[Set tasks]
[1] Name every piece of clothing that the Black Star concert review says Talib Kweli wore on stage.
[2] Translate this sentence from the Black Star concert review into French: "Mos Def knows how to make an exit."

[Excerpted passage]
Begin

Last Night: Black Star At House Of Blues
Photos by Marco Torres
Black Star feat. Mos Def & Talib Kweli House of Blues September 8, 2011
Mos Def knows how to make an exit. With the lights dimmed and the curtains dancing toward the middle, Mos Def stayed on stage and shimmied to the beat of Archie Bell & The Drells' "Tighten Up." The show had already ended and the room was now half empty, but Mos wasn't done partying.
His face beaming with smiles, his shoes imitating a scissors, Mos didn't look a man who, alongside Black Star partner Talib Kweli, had just breezed through 26 songs.
A couple hours earlier, House of Blues was teeming with fans horny for Black Star's intricate delight. Around 10:30 p.m., the curtains opened to reveal J. Rocc of the Beat Junkies on the wheels of steel, who did a brilliant job of priming the crowd for about 20 minutes.
With the crowd thoroughly warmed up and "Astronomy (8th Light)" blasting, Mos Def and Talib Kweli graced the stage looking like fashion polymaths. Mos was rockin' a white dress shirt, black tie, and civil rights era denim slacks; Kweli opted for a vest suit, a black tie and a black fedora.
Black Star thrilled the crowd with dense rhymes and stolid beats throughout, performing Mos Def & Talib Kweli Are Black Star in its entirety. These guys have a superior command of the English language and every rhyming technique in the book; they can rhyme about nothing and make it sound deep.
Designed for the hip-hop cognoscenti who still swear by Jansport, Black Star's debut is rich in substance. Thursday night, you could hear the duo hearkening to an era long gone, summoning a discipline familiar to few rappers, moving the crowd.
At a time when jiggy was the name of the game, Hi-Tek cranked out dusty beats and Mos and Talib made music for a generation lusting for change. Black Star perfectly positioned them as leaders of reflective aesthetes. They made conscious cool, raw lyrical, smart sexy.

End

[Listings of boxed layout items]
Begin

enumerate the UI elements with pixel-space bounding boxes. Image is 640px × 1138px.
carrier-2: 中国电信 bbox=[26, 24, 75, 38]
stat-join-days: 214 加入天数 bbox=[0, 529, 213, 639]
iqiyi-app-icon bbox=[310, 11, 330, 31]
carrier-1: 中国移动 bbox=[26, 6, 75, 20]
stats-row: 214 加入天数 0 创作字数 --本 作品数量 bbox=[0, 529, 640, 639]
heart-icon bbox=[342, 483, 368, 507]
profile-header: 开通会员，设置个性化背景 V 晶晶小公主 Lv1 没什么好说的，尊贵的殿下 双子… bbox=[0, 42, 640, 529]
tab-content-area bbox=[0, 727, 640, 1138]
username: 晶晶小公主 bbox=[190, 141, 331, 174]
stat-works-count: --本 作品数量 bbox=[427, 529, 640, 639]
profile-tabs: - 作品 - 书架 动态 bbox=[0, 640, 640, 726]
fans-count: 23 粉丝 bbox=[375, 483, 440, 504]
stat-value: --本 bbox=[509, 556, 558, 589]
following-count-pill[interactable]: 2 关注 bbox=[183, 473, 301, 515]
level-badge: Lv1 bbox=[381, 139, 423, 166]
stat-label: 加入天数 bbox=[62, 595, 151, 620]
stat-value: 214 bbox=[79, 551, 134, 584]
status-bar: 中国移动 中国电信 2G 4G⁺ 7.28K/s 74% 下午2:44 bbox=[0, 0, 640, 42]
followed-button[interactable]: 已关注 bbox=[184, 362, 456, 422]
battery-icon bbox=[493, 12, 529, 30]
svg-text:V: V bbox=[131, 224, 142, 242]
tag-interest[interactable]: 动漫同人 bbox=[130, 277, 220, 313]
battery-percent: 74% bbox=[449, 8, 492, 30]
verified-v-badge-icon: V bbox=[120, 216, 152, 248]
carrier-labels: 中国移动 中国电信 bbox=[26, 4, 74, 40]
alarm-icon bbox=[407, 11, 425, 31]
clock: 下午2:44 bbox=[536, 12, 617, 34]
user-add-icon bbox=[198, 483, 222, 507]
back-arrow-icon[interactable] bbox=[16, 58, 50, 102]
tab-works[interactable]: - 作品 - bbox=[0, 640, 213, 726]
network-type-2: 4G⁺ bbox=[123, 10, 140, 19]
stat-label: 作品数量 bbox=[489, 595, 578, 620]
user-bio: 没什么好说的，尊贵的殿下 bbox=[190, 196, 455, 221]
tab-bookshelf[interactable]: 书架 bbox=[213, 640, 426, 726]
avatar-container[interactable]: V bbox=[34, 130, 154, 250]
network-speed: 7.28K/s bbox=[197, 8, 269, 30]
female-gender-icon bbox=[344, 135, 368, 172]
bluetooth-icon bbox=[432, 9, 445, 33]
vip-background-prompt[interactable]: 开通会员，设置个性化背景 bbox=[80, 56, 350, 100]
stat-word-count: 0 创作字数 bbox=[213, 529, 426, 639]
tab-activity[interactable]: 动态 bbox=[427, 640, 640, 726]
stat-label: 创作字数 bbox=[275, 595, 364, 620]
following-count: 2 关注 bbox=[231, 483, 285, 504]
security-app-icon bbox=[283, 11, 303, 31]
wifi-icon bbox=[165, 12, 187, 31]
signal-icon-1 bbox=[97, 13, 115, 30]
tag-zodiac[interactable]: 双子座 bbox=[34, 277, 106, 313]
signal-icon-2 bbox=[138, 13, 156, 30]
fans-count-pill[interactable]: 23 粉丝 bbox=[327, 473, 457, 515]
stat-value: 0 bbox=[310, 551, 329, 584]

End

[Responses]
[1]
- A vest suit
- A black tie
- A black fedora

[2] Mos Def sait comment faire une sortie.